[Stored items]
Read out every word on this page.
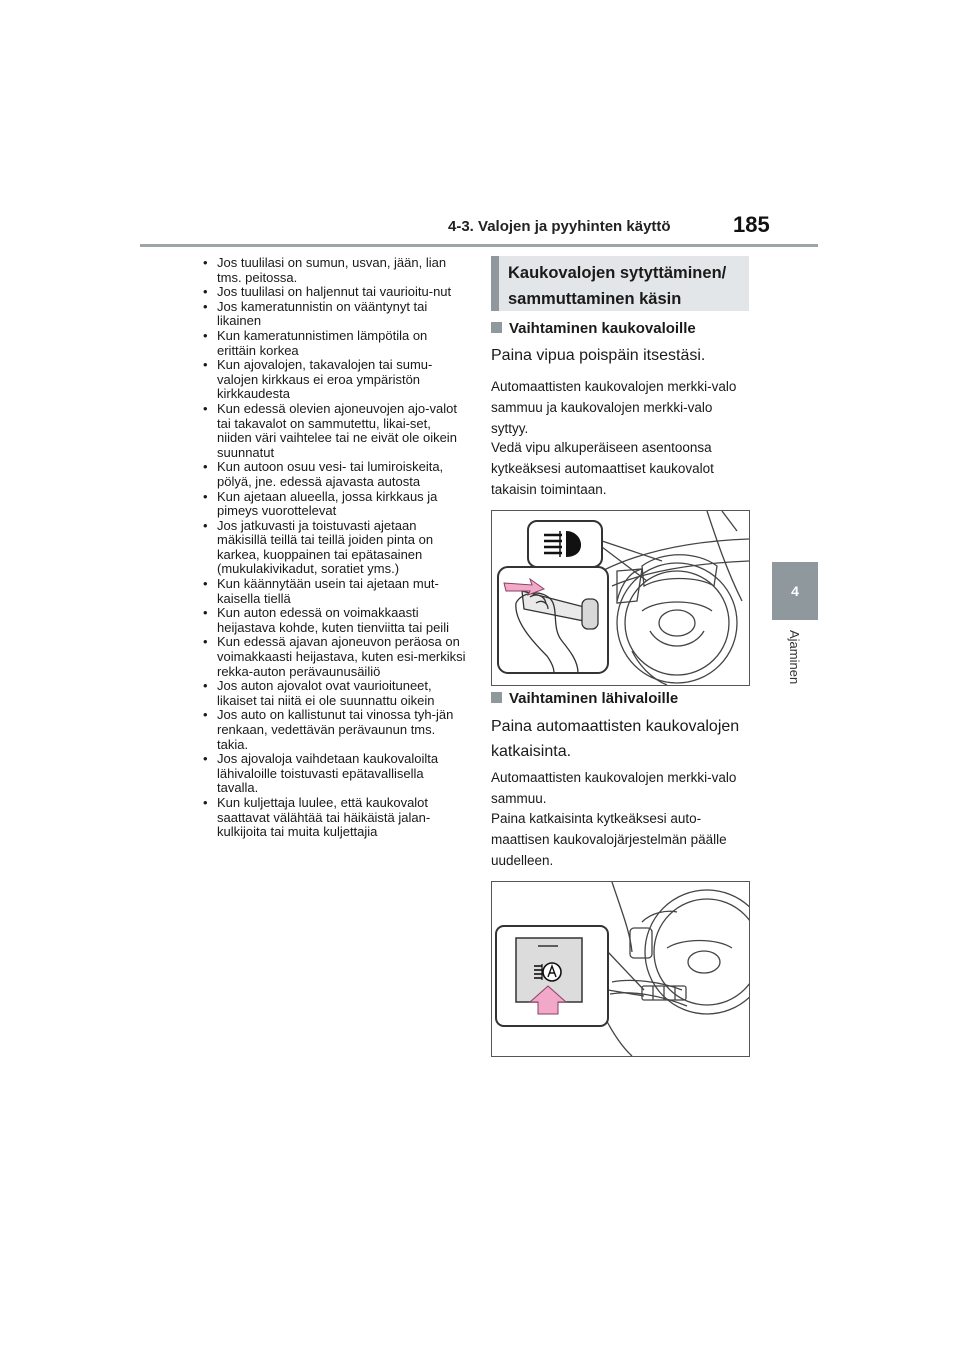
4-3. Valojen ja pyyhinten käyttö	185
4
Ajaminen
• Jos tuulilasi on sumun, usvan, jään, lian tms. peitossa.
• Jos tuulilasi on haljennut tai vaurioitu-nut
• Jos kameratunnistin on vääntynyt tai likainen
• Kun kameratunnistimen lämpötila on erittäin korkea
• Kun ajovalojen, takavalojen tai sumu-valojen kirkkaus ei eroa ympäristön kirkkaudesta
• Kun edessä olevien ajoneuvojen ajo-valot tai takavalot on sammutettu, likai-set, niiden väri vaihtelee tai ne eivät ole oikein suunnatut
• Kun autoon osuu vesi- tai lumiroiskeita, pölyä, jne. edessä ajavasta autosta
• Kun ajetaan alueella, jossa kirkkaus ja pimeys vuorottelevat
• Jos jatkuvasti ja toistuvasti ajetaan mäkisillä teillä tai teillä joiden pinta on karkea, kuoppainen tai epätasainen (mukulakivikadut, soratiet yms.)
• Kun käännytään usein tai ajetaan mut-kaisella tiellä
• Kun auton edessä on voimakkaasti heijastava kohde, kuten tienviitta tai peili
• Kun edessä ajavan ajoneuvon peräosa on voimakkaasti heijastava, kuten esi-merkiksi rekka-auton perävaunusäiliö
• Jos auton ajovalot ovat vaurioituneet, likaiset tai niitä ei ole suunnattu oikein
• Jos auto on kallistunut tai vinossa tyh-jän renkaan, vedettävän perävaunun tms. takia.
• Jos ajovaloja vaihdetaan kaukovaloilta lähivaloille toistuvasti epätavallisella tavalla.
• Kun kuljettaja luulee, että kaukovalot saattavat välähtää tai häikäistä jalan-kulkijoita tai muita kuljettajia
Kaukovalojen sytyttäminen/ sammuttaminen käsin
Vaihtaminen kaukovaloille
Paina vipua poispäin itsestäsi.
Automaattisten kaukovalojen merkki-valo sammuu ja kaukovalojen merkki-valo syttyy.
Vedä vipu alkuperäiseen asentoonsa kytkeäksesi automaattiset kaukovalot takaisin toimintaan.
Vaihtaminen lähivaloille
Paina automaattisten kaukovalojen katkaisinta.
Automaattisten kaukovalojen merkki-valo sammuu.
Paina katkaisinta kytkeäksesi auto-maattisen kaukovalojärjestelmän päälle uudelleen.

* EXERCISE REQUIREMENTS
The pictures should not appear in the copy; every other part of the records above must be returned exactly.

* SOLUTION TO THIS EXERCISE
Read out every word on this page.
4-3. Valojen ja pyyhinten käyttö	185
4
Ajaminen
• Jos tuulilasi on sumun, usvan, jään, lian tms. peitossa.
• Jos tuulilasi on haljennut tai vaurioitu-nut
• Jos kameratunnistin on vääntynyt tai likainen
• Kun kameratunnistimen lämpötila on erittäin korkea
• Kun ajovalojen, takavalojen tai sumu-valojen kirkkaus ei eroa ympäristön kirkkaudesta
• Kun edessä olevien ajoneuvojen ajo-valot tai takavalot on sammutettu, likai-set, niiden väri vaihtelee tai ne eivät ole oikein suunnatut
• Kun autoon osuu vesi- tai lumiroiskeita, pölyä, jne. edessä ajavasta autosta
• Kun ajetaan alueella, jossa kirkkaus ja pimeys vuorottelevat
• Jos jatkuvasti ja toistuvasti ajetaan mäkisillä teillä tai teillä joiden pinta on karkea, kuoppainen tai epätasainen (mukulakivikadut, soratiet yms.)
• Kun käännytään usein tai ajetaan mut-kaisella tiellä
• Kun auton edessä on voimakkaasti heijastava kohde, kuten tienviitta tai peili
• Kun edessä ajavan ajoneuvon peräosa on voimakkaasti heijastava, kuten esi-merkiksi rekka-auton perävaunusäiliö
• Jos auton ajovalot ovat vaurioituneet, likaiset tai niitä ei ole suunnattu oikein
• Jos auto on kallistunut tai vinossa tyh-jän renkaan, vedettävän perävaunun tms. takia.
• Jos ajovaloja vaihdetaan kaukovaloilta lähivaloille toistuvasti epätavallisella tavalla.
• Kun kuljettaja luulee, että kaukovalot saattavat välähtää tai häikäistä jalan-kulkijoita tai muita kuljettajia
Kaukovalojen sytyttäminen/ sammuttaminen käsin
Vaihtaminen kaukovaloille
Paina vipua poispäin itsestäsi.
Automaattisten kaukovalojen merkki-valo sammuu ja kaukovalojen merkki-valo syttyy.
Vedä vipu alkuperäiseen asentoonsa kytkeäksesi automaattiset kaukovalot takaisin toimintaan.
Vaihtaminen lähivaloille
Paina automaattisten kaukovalojen katkaisinta.
Automaattisten kaukovalojen merkki-valo sammuu.
Paina katkaisinta kytkeäksesi auto-maattisen kaukovalojärjestelmän päälle uudelleen.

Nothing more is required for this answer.